** Start of STORED DATA **

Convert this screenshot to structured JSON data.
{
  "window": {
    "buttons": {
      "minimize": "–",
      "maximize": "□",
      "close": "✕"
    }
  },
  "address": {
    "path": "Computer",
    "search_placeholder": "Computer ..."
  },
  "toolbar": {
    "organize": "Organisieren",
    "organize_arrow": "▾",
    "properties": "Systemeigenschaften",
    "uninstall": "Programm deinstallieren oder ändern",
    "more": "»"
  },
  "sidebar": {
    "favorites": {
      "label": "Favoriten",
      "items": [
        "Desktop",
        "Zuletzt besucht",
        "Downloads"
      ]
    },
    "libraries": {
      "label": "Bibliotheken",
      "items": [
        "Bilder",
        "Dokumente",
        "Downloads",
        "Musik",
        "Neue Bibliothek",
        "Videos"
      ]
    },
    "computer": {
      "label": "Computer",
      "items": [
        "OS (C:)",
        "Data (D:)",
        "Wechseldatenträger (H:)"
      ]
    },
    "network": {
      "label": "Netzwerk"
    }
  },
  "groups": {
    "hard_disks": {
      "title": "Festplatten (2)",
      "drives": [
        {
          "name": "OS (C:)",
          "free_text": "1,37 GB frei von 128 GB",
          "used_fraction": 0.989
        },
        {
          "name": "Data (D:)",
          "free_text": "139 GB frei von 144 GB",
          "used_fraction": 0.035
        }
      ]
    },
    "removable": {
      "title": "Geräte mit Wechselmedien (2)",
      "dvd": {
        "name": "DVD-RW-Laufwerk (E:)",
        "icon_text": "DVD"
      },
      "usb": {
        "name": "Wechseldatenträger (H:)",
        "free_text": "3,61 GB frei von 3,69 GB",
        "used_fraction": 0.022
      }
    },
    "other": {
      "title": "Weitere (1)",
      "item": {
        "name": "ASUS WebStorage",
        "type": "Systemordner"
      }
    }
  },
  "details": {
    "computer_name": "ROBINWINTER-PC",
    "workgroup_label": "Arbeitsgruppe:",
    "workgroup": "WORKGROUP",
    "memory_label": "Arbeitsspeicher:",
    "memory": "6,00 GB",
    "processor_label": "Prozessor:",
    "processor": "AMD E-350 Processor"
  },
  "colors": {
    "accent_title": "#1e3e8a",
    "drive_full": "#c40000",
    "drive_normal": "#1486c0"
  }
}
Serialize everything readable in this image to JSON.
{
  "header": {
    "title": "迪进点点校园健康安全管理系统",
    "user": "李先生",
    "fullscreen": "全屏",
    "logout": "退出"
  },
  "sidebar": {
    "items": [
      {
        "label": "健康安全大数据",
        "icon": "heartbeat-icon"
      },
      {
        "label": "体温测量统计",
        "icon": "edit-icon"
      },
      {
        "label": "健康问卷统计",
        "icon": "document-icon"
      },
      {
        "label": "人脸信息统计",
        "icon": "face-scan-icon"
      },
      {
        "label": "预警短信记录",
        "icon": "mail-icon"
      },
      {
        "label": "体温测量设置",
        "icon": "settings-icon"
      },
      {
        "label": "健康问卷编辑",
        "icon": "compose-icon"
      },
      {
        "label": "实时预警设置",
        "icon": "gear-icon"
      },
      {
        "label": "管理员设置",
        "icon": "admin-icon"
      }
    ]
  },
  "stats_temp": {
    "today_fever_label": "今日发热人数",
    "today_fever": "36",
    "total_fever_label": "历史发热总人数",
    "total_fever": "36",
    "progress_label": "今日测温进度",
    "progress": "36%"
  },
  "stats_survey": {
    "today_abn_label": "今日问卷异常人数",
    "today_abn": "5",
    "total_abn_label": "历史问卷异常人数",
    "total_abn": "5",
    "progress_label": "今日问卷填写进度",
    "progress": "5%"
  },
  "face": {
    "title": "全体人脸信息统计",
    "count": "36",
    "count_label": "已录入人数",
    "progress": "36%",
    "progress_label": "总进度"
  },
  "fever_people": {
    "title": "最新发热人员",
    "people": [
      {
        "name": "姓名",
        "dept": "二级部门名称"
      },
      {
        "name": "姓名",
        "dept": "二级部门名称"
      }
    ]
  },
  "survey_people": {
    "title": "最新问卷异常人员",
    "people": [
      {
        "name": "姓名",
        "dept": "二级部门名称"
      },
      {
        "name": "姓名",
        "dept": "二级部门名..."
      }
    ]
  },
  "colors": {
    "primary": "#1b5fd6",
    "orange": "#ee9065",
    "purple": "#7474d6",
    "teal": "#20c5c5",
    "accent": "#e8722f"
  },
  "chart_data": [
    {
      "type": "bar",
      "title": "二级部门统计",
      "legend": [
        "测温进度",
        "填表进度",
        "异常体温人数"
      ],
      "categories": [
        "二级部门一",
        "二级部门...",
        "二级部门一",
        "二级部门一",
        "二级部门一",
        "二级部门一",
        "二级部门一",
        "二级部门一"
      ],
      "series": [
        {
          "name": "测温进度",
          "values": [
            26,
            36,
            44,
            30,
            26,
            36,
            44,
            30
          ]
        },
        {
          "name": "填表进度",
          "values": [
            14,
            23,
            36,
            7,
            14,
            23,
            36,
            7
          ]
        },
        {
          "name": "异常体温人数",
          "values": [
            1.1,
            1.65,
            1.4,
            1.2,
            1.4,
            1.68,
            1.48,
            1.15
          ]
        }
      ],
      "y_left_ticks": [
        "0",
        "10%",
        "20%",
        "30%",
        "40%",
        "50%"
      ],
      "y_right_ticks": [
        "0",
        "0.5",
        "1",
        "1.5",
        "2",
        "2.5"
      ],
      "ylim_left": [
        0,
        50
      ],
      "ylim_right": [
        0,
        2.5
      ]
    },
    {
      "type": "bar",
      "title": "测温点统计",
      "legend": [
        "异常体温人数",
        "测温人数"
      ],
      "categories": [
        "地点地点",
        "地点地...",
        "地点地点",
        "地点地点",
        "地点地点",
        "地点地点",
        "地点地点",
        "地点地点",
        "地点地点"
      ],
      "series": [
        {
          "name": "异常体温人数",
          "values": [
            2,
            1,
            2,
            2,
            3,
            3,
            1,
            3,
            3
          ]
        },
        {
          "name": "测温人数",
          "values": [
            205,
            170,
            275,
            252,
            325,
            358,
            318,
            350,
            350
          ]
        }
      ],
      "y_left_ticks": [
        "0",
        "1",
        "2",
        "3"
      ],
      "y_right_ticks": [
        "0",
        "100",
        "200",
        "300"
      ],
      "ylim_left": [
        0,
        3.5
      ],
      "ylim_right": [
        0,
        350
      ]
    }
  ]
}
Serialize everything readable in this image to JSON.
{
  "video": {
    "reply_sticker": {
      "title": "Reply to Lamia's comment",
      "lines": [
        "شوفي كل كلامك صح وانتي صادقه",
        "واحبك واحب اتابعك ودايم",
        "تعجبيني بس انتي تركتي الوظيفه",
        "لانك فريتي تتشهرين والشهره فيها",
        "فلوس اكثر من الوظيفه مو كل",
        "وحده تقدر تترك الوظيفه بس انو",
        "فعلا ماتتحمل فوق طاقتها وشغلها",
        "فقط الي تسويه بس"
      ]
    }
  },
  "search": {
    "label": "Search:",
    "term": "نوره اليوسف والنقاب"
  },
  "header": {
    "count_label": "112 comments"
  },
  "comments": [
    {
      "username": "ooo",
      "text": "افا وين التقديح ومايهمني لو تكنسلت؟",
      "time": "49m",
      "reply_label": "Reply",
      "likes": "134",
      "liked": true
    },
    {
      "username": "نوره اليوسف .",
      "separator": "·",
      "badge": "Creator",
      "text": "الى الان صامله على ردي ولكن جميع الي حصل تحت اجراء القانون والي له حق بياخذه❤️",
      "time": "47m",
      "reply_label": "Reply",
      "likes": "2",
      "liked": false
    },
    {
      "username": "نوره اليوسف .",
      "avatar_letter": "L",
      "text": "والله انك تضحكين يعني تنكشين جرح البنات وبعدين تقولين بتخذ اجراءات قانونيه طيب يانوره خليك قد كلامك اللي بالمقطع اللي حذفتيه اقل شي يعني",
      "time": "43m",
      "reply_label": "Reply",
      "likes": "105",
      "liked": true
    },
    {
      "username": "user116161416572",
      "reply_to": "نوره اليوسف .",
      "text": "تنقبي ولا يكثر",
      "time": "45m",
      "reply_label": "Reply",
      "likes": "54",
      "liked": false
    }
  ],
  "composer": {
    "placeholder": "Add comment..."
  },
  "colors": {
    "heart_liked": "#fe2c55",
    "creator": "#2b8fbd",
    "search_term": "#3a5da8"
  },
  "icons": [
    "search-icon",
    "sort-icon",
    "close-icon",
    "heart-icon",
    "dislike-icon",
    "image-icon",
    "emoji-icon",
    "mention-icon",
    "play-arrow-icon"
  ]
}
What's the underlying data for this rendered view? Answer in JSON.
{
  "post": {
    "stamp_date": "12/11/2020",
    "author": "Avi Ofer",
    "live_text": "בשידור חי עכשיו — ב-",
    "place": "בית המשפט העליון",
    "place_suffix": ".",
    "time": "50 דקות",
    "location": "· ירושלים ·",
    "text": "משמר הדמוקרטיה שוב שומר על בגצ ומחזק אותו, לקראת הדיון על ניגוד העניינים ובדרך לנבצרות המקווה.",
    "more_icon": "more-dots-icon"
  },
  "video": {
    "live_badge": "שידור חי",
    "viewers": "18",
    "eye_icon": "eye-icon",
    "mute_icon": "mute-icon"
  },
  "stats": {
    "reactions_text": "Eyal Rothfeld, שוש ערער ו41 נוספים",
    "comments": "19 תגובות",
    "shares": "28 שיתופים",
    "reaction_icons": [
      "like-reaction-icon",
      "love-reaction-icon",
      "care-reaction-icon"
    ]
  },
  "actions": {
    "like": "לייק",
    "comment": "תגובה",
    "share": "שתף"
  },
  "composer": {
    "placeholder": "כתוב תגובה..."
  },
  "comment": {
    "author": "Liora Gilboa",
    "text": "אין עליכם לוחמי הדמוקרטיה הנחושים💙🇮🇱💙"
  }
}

** End of STORED DATA **

**INSTRUCTIONS FOR THE TASK**
Look over the listing. Pull out every line with the string "الوظيفه" in it.

**FINISHED ANSWER**
        "تعجبيني بس انتي تركتي الوظيفه",
        "فلوس اكثر من الوظيفه مو كل",
        "وحده تقدر تترك الوظيفه بس انو",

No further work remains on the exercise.